Search the material for the word "每多生育一个婴儿" and copy each line that holds it.

[Extracted records]
•••

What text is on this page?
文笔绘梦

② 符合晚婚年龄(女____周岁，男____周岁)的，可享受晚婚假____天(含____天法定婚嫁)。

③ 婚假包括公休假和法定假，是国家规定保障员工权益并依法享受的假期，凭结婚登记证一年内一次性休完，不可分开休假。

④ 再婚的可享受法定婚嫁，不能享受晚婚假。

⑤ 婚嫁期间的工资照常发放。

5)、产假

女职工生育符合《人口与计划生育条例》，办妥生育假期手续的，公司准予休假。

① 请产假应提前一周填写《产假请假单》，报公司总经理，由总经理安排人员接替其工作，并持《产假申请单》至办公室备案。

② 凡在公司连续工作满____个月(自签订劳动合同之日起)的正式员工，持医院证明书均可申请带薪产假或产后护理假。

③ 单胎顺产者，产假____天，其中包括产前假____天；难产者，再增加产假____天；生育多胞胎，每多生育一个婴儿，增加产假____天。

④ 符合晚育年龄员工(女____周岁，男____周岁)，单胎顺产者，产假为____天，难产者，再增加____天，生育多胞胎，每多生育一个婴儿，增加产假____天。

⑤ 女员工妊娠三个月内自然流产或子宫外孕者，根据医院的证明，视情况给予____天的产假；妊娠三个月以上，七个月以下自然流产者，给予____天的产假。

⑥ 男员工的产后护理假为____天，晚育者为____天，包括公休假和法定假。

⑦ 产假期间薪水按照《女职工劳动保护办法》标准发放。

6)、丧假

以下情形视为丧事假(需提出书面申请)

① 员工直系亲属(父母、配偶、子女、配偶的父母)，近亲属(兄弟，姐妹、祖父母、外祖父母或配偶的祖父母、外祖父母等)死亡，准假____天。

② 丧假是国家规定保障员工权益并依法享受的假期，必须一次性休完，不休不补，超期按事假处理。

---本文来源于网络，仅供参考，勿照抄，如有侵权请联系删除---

•••

■ SOLUTION BELOW
③ 单胎顺产者，产假____天，其中包括产前假____天；难产者，再增加产假____天；生育多胞胎，每多生育一个婴儿，增加产假____天。
④ 符合晚育年龄员工(女____周岁，男____周岁)，单胎顺产者，产假为____天，难产者，再增加____天，生育多胞胎，每多生育一个婴儿，增加产假____天。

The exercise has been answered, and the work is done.